** Opening INFORMATION SUPPLIED block **

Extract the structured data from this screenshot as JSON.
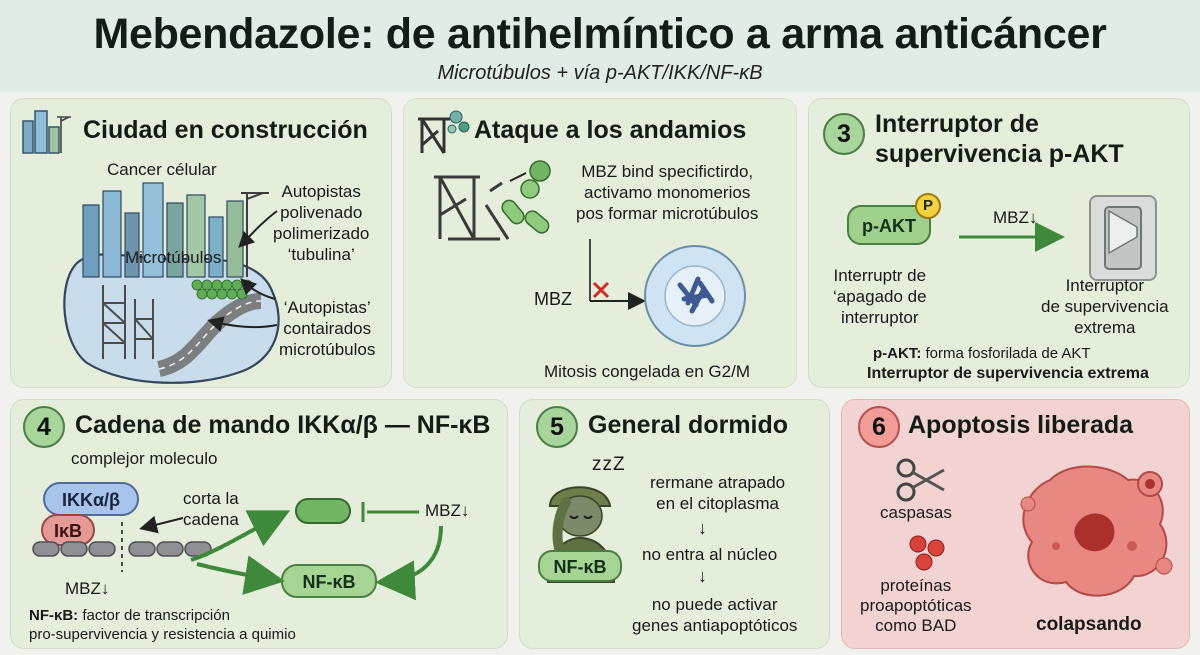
{
  "header": {
    "title": "Mebendazole: de antihelmíntico a arma anticáncer",
    "subtitle": "Microtúbulos + vía p-AKT/IKK/NF-κB"
  },
  "panel1": {
    "title": "Ciudad en construcción",
    "city_label": "Cancer célular",
    "microtubulos_label": "Microtúbulos",
    "highways_label": "Autopistas\npolivenado\npolimerizado\n‘tubulina’",
    "autopistas_label": "‘Autopistas’\ncontairados\nmicrotúbulos"
  },
  "panel2": {
    "title": "Ataque a los andamios",
    "description": "MBZ bind specifictirdo,\nactivamo monomerios\npos formar microtúbulos",
    "mbz_label": "MBZ",
    "mitosis_label": "Mitosis congelada en G2/M"
  },
  "panel3": {
    "number": "3",
    "title": "Interruptor de\nsupervivencia p-AKT",
    "pakt_label": "p-AKT",
    "phospho_label": "P",
    "mbz_label": "MBZ↓",
    "left_caption": "Interruptr de\n‘apagado de\ninterruptor",
    "right_caption": "Interruptor\nde supervivencia\nextrema",
    "footnote_bold": "p-AKT:",
    "footnote_text": " forma fosforilada de AKT",
    "footnote_line2": "Interruptor de supervivencia extrema"
  },
  "panel4": {
    "number": "4",
    "title": "Cadena de mando IKKα/β — NF-κB",
    "complex_label": "complejor moleculo",
    "ikk_label": "IKKα/β",
    "ikb_label": "IκB",
    "cut_label": "corta la\ncadena",
    "mbz_right": "MBZ↓",
    "mbz_left": "MBZ↓",
    "nfkb_label": "NF-κB",
    "footnote_bold": "NF-κB:",
    "footnote_text": " factor de transcripción",
    "footnote_line2": "pro-supervivencia y resistencia a quimio"
  },
  "panel5": {
    "number": "5",
    "title": "General dormido",
    "sleep_label": "zzZ",
    "nfkb_label": "NF-κB",
    "step1": "rermane atrapado\nen el citoplasma",
    "step2": "no entra al núcleo",
    "step3": "no puede activar\ngenes antiapoptóticos"
  },
  "panel6": {
    "number": "6",
    "title": "Apoptosis liberada",
    "caspasas_label": "caspasas",
    "proteins_label": "proteínas\nproapoptóticas\ncomo BAD",
    "collapse_label": "colapsando"
  },
  "colors": {
    "panel_green": "#e4eedb",
    "panel_red": "#f3d3d2",
    "accent_green": "#4a8a43",
    "badge_green": "#a7d59b",
    "badge_red": "#f19c97",
    "header_bg": "#e1ece6"
  }
}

** Closing INFORMATION SUPPLIED block **

INSTRUCTIONS TO FOLLOW
Set down all the data again exactly as above, pictures excluded.

ANSWER SPACE
Extract the structured data from this screenshot as JSON.
{
  "header": {
    "title": "Mebendazole: de antihelmíntico a arma anticáncer",
    "subtitle": "Microtúbulos + vía p-AKT/IKK/NF-κB"
  },
  "panel1": {
    "title": "Ciudad en construcción",
    "city_label": "Cancer célular",
    "microtubulos_label": "Microtúbulos",
    "highways_label": "Autopistas\npolivenado\npolimerizado\n‘tubulina’",
    "autopistas_label": "‘Autopistas’\ncontairados\nmicrotúbulos"
  },
  "panel2": {
    "title": "Ataque a los andamios",
    "description": "MBZ bind specifictirdo,\nactivamo monomerios\npos formar microtúbulos",
    "mbz_label": "MBZ",
    "mitosis_label": "Mitosis congelada en G2/M"
  },
  "panel3": {
    "number": "3",
    "title": "Interruptor de\nsupervivencia p-AKT",
    "pakt_label": "p-AKT",
    "phospho_label": "P",
    "mbz_label": "MBZ↓",
    "left_caption": "Interruptr de\n‘apagado de\ninterruptor",
    "right_caption": "Interruptor\nde supervivencia\nextrema",
    "footnote_bold": "p-AKT:",
    "footnote_text": " forma fosforilada de AKT",
    "footnote_line2": "Interruptor de supervivencia extrema"
  },
  "panel4": {
    "number": "4",
    "title": "Cadena de mando IKKα/β — NF-κB",
    "complex_label": "complejor moleculo",
    "ikk_label": "IKKα/β",
    "ikb_label": "IκB",
    "cut_label": "corta la\ncadena",
    "mbz_right": "MBZ↓",
    "mbz_left": "MBZ↓",
    "nfkb_label": "NF-κB",
    "footnote_bold": "NF-κB:",
    "footnote_text": " factor de transcripción",
    "footnote_line2": "pro-supervivencia y resistencia a quimio"
  },
  "panel5": {
    "number": "5",
    "title": "General dormido",
    "sleep_label": "zzZ",
    "nfkb_label": "NF-κB",
    "step1": "rermane atrapado\nen el citoplasma",
    "step2": "no entra al núcleo",
    "step3": "no puede activar\ngenes antiapoptóticos"
  },
  "panel6": {
    "number": "6",
    "title": "Apoptosis liberada",
    "caspasas_label": "caspasas",
    "proteins_label": "proteínas\nproapoptóticas\ncomo BAD",
    "collapse_label": "colapsando"
  },
  "colors": {
    "panel_green": "#e4eedb",
    "panel_red": "#f3d3d2",
    "accent_green": "#4a8a43",
    "badge_green": "#a7d59b",
    "badge_red": "#f19c97",
    "header_bg": "#e1ece6"
  }
}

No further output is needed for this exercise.